DATA FOR THIS TASK:
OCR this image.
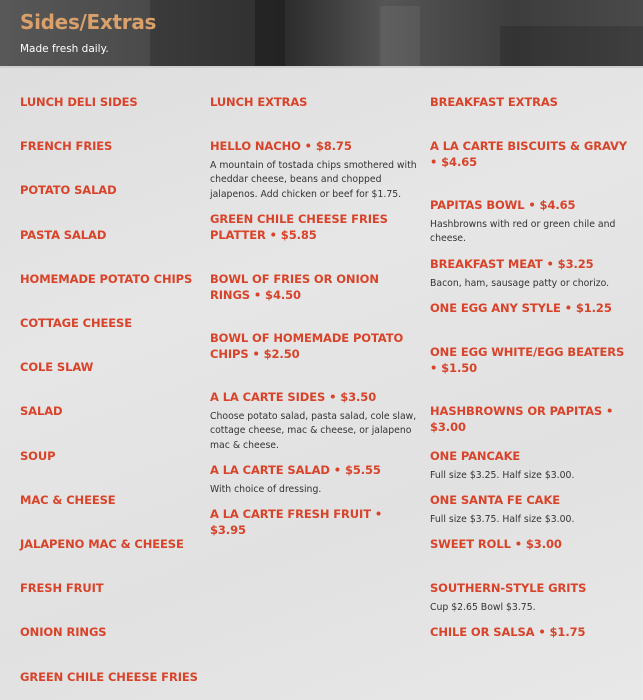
Sides/Extras

Made fresh daily.

LUNCH DELI SIDES
FRENCH FRIES
POTATO SALAD
PASTA SALAD
HOMEMADE POTATO CHIPS
COTTAGE CHEESE
COLE SLAW
SALAD
SOUP
MAC & CHEESE
JALAPENO MAC & CHEESE
FRESH FRUIT
ONION RINGS
GREEN CHILE CHEESE FRIES
LUNCH EXTRAS
HELLO NACHO • $8.75
A mountain of tostada chips smothered with cheddar cheese, beans and chopped jalapenos. Add chicken or beef for $1.75.
GREEN CHILE CHEESE FRIES PLATTER • $5.85
BOWL OF FRIES OR ONION RINGS • $4.50
BOWL OF HOMEMADE POTATO CHIPS • $2.50
A LA CARTE SIDES • $3.50
Choose potato salad, pasta salad, cole slaw, cottage cheese, mac & cheese, or jalapeno mac & cheese.
A LA CARTE SALAD • $5.55
With choice of dressing.
A LA CARTE FRESH FRUIT • $3.95
BREAKFAST EXTRAS
A LA CARTE BISCUITS & GRAVY • $4.65
PAPITAS BOWL • $4.65
Hashbrowns with red or green chile and cheese.
BREAKFAST MEAT • $3.25
Bacon, ham, sausage patty or chorizo.
ONE EGG ANY STYLE • $1.25
ONE EGG WHITE/EGG BEATERS • $1.50
HASHBROWNS OR PAPITAS • $3.00
ONE PANCAKE
Full size $3.25. Half size $3.00.
ONE SANTA FE CAKE
Full size $3.75. Half size $3.00.
SWEET ROLL • $3.00
SOUTHERN-STYLE GRITS
Cup $2.65 Bowl $3.75.
CHILE OR SALSA • $1.75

WHAT IS NEEDED: Output all of the entries verbatim, leaving out any images.

TASK RESULT:
OCR this image.
Sides/Extras

Made fresh daily.

LUNCH DELI SIDES
FRENCH FRIES
POTATO SALAD
PASTA SALAD
HOMEMADE POTATO CHIPS
COTTAGE CHEESE
COLE SLAW
SALAD
SOUP
MAC & CHEESE
JALAPENO MAC & CHEESE
FRESH FRUIT
ONION RINGS
GREEN CHILE CHEESE FRIES
LUNCH EXTRAS
HELLO NACHO • $8.75
A mountain of tostada chips smothered with cheddar cheese, beans and chopped jalapenos. Add chicken or beef for $1.75.
GREEN CHILE CHEESE FRIES PLATTER • $5.85
BOWL OF FRIES OR ONION RINGS • $4.50
BOWL OF HOMEMADE POTATO CHIPS • $2.50
A LA CARTE SIDES • $3.50
Choose potato salad, pasta salad, cole slaw, cottage cheese, mac & cheese, or jalapeno mac & cheese.
A LA CARTE SALAD • $5.55
With choice of dressing.
A LA CARTE FRESH FRUIT • $3.95
BREAKFAST EXTRAS
A LA CARTE BISCUITS & GRAVY • $4.65
PAPITAS BOWL • $4.65
Hashbrowns with red or green chile and cheese.
BREAKFAST MEAT • $3.25
Bacon, ham, sausage patty or chorizo.
ONE EGG ANY STYLE • $1.25
ONE EGG WHITE/EGG BEATERS • $1.50
HASHBROWNS OR PAPITAS • $3.00
ONE PANCAKE
Full size $3.25. Half size $3.00.
ONE SANTA FE CAKE
Full size $3.75. Half size $3.00.
SWEET ROLL • $3.00
SOUTHERN-STYLE GRITS
Cup $2.65 Bowl $3.75.
CHILE OR SALSA • $1.75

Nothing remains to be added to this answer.